-- DATASET EXTRACT start --

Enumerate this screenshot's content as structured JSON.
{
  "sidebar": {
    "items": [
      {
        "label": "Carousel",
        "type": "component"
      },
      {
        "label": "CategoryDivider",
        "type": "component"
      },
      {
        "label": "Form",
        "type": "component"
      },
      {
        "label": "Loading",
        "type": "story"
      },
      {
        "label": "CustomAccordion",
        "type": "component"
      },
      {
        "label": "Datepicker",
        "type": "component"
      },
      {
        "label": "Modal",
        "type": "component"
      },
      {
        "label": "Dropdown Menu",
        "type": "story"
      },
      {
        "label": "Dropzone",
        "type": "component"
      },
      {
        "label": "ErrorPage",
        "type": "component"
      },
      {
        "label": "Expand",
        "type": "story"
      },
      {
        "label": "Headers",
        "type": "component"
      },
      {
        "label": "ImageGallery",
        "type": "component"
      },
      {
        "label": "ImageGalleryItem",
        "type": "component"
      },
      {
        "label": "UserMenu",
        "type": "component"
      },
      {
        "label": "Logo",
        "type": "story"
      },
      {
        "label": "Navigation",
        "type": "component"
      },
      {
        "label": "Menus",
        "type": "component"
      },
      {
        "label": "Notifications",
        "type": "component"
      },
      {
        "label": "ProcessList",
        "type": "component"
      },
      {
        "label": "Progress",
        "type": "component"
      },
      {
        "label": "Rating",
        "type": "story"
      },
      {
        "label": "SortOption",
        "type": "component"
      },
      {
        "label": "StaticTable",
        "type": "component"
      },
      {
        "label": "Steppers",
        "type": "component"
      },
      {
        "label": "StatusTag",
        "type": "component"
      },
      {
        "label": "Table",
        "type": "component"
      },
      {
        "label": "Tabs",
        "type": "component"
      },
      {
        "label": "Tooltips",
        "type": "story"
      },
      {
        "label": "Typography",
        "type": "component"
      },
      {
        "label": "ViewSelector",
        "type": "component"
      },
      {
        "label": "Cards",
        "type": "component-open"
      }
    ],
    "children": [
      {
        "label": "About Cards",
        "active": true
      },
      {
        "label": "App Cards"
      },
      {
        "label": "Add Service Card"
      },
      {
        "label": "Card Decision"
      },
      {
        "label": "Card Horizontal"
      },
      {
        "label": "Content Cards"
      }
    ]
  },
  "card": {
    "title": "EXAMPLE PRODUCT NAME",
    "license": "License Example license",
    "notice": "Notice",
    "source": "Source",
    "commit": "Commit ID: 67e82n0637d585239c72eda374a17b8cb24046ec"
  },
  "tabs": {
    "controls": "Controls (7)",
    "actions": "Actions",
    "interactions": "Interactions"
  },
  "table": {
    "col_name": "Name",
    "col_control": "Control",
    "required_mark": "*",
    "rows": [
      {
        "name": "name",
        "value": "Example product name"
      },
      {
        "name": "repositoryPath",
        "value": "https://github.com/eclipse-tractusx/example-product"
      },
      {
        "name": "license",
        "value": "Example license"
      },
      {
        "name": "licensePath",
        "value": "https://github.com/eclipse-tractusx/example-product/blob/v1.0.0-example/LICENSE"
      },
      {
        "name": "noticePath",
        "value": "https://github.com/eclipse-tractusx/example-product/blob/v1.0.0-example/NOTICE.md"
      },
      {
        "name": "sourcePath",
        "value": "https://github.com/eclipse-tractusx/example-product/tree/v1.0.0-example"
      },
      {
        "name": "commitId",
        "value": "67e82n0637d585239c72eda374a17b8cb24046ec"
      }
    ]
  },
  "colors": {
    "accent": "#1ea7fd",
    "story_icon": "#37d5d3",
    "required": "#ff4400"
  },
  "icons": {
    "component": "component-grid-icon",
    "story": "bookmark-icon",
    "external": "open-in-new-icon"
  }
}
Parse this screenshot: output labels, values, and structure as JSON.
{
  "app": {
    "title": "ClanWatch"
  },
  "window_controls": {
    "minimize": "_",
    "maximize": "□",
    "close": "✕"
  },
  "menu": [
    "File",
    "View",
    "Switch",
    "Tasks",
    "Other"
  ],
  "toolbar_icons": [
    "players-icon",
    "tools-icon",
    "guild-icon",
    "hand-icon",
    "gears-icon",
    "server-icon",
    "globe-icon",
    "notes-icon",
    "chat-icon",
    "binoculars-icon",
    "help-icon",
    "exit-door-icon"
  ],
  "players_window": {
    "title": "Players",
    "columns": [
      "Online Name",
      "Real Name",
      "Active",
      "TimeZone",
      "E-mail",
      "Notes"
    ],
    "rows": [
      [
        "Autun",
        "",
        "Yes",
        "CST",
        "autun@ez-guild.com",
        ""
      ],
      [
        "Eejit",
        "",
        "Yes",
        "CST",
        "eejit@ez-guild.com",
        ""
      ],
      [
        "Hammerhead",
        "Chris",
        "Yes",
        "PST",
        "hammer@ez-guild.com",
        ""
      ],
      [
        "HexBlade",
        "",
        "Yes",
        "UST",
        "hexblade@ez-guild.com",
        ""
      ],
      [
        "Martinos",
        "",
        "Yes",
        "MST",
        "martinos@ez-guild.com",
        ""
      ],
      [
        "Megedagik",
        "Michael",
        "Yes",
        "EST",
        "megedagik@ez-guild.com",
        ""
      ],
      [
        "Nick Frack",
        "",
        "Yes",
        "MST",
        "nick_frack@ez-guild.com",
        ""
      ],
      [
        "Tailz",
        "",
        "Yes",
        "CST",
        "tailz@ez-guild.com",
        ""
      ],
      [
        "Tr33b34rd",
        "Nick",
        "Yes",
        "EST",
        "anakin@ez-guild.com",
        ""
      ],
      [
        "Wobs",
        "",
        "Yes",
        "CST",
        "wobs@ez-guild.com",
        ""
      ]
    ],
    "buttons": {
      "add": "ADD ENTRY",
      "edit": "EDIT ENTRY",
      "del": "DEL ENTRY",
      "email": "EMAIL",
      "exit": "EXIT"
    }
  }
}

-- DATASET EXTRACT end --

- **WHAT IS NEEDED**: Quote each line above in full, word for word.

- **THE SOLUTION**:
Enumerate this screenshot's content as structured JSON.
{
  "sidebar": {
    "items": [
      {
        "label": "Carousel",
        "type": "component"
      },
      {
        "label": "CategoryDivider",
        "type": "component"
      },
      {
        "label": "Form",
        "type": "component"
      },
      {
        "label": "Loading",
        "type": "story"
      },
      {
        "label": "CustomAccordion",
        "type": "component"
      },
      {
        "label": "Datepicker",
        "type": "component"
      },
      {
        "label": "Modal",
        "type": "component"
      },
      {
        "label": "Dropdown Menu",
        "type": "story"
      },
      {
        "label": "Dropzone",
        "type": "component"
      },
      {
        "label": "ErrorPage",
        "type": "component"
      },
      {
        "label": "Expand",
        "type": "story"
      },
      {
        "label": "Headers",
        "type": "component"
      },
      {
        "label": "ImageGallery",
        "type": "component"
      },
      {
        "label": "ImageGalleryItem",
        "type": "component"
      },
      {
        "label": "UserMenu",
        "type": "component"
      },
      {
        "label": "Logo",
        "type": "story"
      },
      {
        "label": "Navigation",
        "type": "component"
      },
      {
        "label": "Menus",
        "type": "component"
      },
      {
        "label": "Notifications",
        "type": "component"
      },
      {
        "label": "ProcessList",
        "type": "component"
      },
      {
        "label": "Progress",
        "type": "component"
      },
      {
        "label": "Rating",
        "type": "story"
      },
      {
        "label": "SortOption",
        "type": "component"
      },
      {
        "label": "StaticTable",
        "type": "component"
      },
      {
        "label": "Steppers",
        "type": "component"
      },
      {
        "label": "StatusTag",
        "type": "component"
      },
      {
        "label": "Table",
        "type": "component"
      },
      {
        "label": "Tabs",
        "type": "component"
      },
      {
        "label": "Tooltips",
        "type": "story"
      },
      {
        "label": "Typography",
        "type": "component"
      },
      {
        "label": "ViewSelector",
        "type": "component"
      },
      {
        "label": "Cards",
        "type": "component-open"
      }
    ],
    "children": [
      {
        "label": "About Cards",
        "active": true
      },
      {
        "label": "App Cards"
      },
      {
        "label": "Add Service Card"
      },
      {
        "label": "Card Decision"
      },
      {
        "label": "Card Horizontal"
      },
      {
        "label": "Content Cards"
      }
    ]
  },
  "card": {
    "title": "EXAMPLE PRODUCT NAME",
    "license": "License Example license",
    "notice": "Notice",
    "source": "Source",
    "commit": "Commit ID: 67e82n0637d585239c72eda374a17b8cb24046ec"
  },
  "tabs": {
    "controls": "Controls (7)",
    "actions": "Actions",
    "interactions": "Interactions"
  },
  "table": {
    "col_name": "Name",
    "col_control": "Control",
    "required_mark": "*",
    "rows": [
      {
        "name": "name",
        "value": "Example product name"
      },
      {
        "name": "repositoryPath",
        "value": "https://github.com/eclipse-tractusx/example-product"
      },
      {
        "name": "license",
        "value": "Example license"
      },
      {
        "name": "licensePath",
        "value": "https://github.com/eclipse-tractusx/example-product/blob/v1.0.0-example/LICENSE"
      },
      {
        "name": "noticePath",
        "value": "https://github.com/eclipse-tractusx/example-product/blob/v1.0.0-example/NOTICE.md"
      },
      {
        "name": "sourcePath",
        "value": "https://github.com/eclipse-tractusx/example-product/tree/v1.0.0-example"
      },
      {
        "name": "commitId",
        "value": "67e82n0637d585239c72eda374a17b8cb24046ec"
      }
    ]
  },
  "colors": {
    "accent": "#1ea7fd",
    "story_icon": "#37d5d3",
    "required": "#ff4400"
  },
  "icons": {
    "component": "component-grid-icon",
    "story": "bookmark-icon",
    "external": "open-in-new-icon"
  }
}
Parse this screenshot: output labels, values, and structure as JSON.
{
  "app": {
    "title": "ClanWatch"
  },
  "window_controls": {
    "minimize": "_",
    "maximize": "□",
    "close": "✕"
  },
  "menu": [
    "File",
    "View",
    "Switch",
    "Tasks",
    "Other"
  ],
  "toolbar_icons": [
    "players-icon",
    "tools-icon",
    "guild-icon",
    "hand-icon",
    "gears-icon",
    "server-icon",
    "globe-icon",
    "notes-icon",
    "chat-icon",
    "binoculars-icon",
    "help-icon",
    "exit-door-icon"
  ],
  "players_window": {
    "title": "Players",
    "columns": [
      "Online Name",
      "Real Name",
      "Active",
      "TimeZone",
      "E-mail",
      "Notes"
    ],
    "rows": [
      [
        "Autun",
        "",
        "Yes",
        "CST",
        "autun@ez-guild.com",
        ""
      ],
      [
        "Eejit",
        "",
        "Yes",
        "CST",
        "eejit@ez-guild.com",
        ""
      ],
      [
        "Hammerhead",
        "Chris",
        "Yes",
        "PST",
        "hammer@ez-guild.com",
        ""
      ],
      [
        "HexBlade",
        "",
        "Yes",
        "UST",
        "hexblade@ez-guild.com",
        ""
      ],
      [
        "Martinos",
        "",
        "Yes",
        "MST",
        "martinos@ez-guild.com",
        ""
      ],
      [
        "Megedagik",
        "Michael",
        "Yes",
        "EST",
        "megedagik@ez-guild.com",
        ""
      ],
      [
        "Nick Frack",
        "",
        "Yes",
        "MST",
        "nick_frack@ez-guild.com",
        ""
      ],
      [
        "Tailz",
        "",
        "Yes",
        "CST",
        "tailz@ez-guild.com",
        ""
      ],
      [
        "Tr33b34rd",
        "Nick",
        "Yes",
        "EST",
        "anakin@ez-guild.com",
        ""
      ],
      [
        "Wobs",
        "",
        "Yes",
        "CST",
        "wobs@ez-guild.com",
        ""
      ]
    ],
    "buttons": {
      "add": "ADD ENTRY",
      "edit": "EDIT ENTRY",
      "del": "DEL ENTRY",
      "email": "EMAIL",
      "exit": "EXIT"
    }
  }
}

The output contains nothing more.